▶ [Exercise]
Scan the material and copy every line in which "whether" appears.

▶ [Saved data entries]
--------------------------------

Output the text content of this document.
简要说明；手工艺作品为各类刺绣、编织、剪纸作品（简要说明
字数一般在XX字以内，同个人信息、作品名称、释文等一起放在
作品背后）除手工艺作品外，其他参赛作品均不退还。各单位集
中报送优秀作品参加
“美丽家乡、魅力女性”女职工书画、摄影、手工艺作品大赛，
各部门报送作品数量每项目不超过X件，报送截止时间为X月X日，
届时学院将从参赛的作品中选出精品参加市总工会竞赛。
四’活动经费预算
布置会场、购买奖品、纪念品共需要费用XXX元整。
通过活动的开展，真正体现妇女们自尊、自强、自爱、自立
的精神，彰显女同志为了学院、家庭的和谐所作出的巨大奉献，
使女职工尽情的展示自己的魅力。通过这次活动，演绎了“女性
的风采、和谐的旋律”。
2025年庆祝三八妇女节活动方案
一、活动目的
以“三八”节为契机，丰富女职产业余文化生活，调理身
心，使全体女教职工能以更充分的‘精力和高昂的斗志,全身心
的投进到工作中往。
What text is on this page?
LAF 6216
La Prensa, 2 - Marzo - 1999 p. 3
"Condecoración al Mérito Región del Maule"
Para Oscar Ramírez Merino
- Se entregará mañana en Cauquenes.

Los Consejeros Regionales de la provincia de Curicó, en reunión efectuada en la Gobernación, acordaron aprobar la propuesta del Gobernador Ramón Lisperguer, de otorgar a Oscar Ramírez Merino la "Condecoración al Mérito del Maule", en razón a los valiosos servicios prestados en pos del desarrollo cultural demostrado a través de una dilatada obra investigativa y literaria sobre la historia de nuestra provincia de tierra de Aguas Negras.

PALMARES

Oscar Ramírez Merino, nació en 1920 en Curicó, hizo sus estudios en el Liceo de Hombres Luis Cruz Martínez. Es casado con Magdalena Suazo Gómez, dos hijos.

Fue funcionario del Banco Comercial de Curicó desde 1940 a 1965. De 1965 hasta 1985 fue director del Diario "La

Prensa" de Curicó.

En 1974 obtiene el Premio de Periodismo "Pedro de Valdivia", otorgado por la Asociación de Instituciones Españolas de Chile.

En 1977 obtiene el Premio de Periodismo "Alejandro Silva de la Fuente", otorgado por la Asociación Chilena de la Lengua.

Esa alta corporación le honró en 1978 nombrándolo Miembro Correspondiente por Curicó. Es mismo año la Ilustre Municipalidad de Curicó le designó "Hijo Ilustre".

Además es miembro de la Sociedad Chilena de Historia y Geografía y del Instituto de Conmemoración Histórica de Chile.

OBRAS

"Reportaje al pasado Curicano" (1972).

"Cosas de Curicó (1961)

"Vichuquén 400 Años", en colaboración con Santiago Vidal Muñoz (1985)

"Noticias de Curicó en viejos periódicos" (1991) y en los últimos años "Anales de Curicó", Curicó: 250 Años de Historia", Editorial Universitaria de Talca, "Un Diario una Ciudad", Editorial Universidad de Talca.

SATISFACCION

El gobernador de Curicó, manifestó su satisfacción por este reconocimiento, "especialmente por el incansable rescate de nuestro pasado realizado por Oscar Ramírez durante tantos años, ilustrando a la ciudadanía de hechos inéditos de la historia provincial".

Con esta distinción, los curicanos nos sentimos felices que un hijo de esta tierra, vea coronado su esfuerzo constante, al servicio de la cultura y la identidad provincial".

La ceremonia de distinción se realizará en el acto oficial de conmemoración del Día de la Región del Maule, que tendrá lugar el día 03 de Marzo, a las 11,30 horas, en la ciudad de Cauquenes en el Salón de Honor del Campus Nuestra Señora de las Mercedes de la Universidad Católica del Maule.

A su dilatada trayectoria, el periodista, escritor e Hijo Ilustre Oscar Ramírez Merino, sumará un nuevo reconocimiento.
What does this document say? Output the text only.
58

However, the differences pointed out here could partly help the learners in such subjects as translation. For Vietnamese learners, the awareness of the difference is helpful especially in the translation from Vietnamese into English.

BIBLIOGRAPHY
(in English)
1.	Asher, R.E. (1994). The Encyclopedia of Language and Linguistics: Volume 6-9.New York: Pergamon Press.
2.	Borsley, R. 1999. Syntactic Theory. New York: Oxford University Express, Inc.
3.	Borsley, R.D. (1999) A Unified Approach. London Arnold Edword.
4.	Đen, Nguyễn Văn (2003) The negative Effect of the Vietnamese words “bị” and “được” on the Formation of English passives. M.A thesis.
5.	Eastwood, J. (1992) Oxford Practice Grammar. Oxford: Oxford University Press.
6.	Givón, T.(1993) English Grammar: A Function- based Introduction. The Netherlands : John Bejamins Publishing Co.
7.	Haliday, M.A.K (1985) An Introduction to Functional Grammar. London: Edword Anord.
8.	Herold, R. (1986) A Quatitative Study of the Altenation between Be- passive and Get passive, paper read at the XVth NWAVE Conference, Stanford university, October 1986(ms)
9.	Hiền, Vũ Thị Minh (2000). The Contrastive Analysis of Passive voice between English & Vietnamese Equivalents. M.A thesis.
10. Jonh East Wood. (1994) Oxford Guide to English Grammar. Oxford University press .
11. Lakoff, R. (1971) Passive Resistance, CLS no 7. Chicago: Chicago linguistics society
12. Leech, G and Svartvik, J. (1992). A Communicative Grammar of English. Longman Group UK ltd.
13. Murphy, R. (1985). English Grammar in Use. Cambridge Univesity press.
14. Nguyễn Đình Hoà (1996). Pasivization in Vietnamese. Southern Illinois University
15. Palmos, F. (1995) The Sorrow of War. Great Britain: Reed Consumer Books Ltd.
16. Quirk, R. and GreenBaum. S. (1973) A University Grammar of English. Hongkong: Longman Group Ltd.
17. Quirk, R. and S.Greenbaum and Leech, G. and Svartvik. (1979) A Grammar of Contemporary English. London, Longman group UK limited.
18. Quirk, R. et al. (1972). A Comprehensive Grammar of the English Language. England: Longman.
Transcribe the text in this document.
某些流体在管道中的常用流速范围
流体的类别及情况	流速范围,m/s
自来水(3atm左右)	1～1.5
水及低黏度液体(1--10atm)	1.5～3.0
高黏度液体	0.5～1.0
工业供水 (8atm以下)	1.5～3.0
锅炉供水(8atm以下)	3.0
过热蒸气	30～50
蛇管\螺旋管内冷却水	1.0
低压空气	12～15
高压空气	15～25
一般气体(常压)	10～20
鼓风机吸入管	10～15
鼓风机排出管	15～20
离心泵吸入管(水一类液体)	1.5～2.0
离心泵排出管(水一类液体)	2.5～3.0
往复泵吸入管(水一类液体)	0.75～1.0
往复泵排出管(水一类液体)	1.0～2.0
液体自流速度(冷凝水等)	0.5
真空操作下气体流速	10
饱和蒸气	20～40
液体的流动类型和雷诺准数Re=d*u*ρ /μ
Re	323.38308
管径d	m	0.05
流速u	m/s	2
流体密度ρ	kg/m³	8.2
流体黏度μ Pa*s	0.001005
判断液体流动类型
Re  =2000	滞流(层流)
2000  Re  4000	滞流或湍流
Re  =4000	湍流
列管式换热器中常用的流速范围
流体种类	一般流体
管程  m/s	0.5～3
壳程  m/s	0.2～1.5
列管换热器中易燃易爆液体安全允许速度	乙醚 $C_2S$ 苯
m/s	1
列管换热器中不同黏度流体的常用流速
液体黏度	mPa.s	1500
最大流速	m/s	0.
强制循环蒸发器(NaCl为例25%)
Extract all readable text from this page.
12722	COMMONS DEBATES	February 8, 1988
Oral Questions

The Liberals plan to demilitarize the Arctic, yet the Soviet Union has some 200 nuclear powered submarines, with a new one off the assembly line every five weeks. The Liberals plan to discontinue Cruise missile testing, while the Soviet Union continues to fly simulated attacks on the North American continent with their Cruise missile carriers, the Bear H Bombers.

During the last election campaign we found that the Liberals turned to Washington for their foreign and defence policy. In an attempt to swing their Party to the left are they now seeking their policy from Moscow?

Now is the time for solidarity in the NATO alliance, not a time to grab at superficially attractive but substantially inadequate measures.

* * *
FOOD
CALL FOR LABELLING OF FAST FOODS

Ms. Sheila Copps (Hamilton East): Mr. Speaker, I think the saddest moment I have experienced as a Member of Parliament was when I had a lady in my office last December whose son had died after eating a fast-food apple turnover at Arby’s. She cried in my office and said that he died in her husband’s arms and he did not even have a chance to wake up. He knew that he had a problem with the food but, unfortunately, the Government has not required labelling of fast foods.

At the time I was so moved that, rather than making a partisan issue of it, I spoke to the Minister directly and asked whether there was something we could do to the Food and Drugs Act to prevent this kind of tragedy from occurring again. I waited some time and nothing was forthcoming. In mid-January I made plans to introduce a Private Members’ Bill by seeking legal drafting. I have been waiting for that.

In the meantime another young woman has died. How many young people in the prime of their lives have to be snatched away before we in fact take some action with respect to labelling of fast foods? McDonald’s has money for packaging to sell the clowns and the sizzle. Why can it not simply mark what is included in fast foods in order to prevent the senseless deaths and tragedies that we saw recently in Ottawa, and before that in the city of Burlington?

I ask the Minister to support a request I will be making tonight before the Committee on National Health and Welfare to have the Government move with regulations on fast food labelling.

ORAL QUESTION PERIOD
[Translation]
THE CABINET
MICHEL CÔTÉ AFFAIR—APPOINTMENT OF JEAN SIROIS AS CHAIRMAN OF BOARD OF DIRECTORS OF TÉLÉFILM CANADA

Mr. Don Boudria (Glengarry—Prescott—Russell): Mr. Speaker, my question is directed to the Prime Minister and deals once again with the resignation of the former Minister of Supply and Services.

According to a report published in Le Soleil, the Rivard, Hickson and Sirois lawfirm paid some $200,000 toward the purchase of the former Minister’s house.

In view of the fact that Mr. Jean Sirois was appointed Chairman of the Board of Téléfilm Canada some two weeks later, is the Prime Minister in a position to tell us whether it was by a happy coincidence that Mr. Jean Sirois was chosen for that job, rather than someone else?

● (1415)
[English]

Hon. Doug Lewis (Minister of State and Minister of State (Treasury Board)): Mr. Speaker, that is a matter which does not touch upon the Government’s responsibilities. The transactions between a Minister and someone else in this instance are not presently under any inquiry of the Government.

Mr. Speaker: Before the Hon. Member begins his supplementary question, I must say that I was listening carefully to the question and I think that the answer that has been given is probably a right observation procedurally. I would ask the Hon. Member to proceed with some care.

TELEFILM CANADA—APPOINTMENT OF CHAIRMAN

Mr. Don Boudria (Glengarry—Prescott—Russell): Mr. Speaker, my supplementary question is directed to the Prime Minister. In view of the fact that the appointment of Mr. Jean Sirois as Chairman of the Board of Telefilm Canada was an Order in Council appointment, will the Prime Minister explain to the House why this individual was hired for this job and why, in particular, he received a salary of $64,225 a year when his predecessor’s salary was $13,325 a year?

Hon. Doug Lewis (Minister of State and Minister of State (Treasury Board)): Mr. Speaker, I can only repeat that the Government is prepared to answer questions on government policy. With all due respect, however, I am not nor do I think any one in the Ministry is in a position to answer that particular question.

--------------------------------

▶ [Expected output]
At the time I was so moved that, rather than making a partisan issue of it, I spoke to the Minister directly and asked whether there was something we could do to the Food and Drugs Act to prevent this kind of tragedy from occurring again. I waited some time and nothing was forthcoming. In mid-January I made plans to introduce a Private Members’ Bill by seeking legal drafting. I have been waiting for that.
In view of the fact that Mr. Jean Sirois was appointed Chairman of the Board of Téléfilm Canada some two weeks later, is the Prime Minister in a position to tell us whether it was by a happy coincidence that Mr. Jean Sirois was chosen for that job, rather than someone else?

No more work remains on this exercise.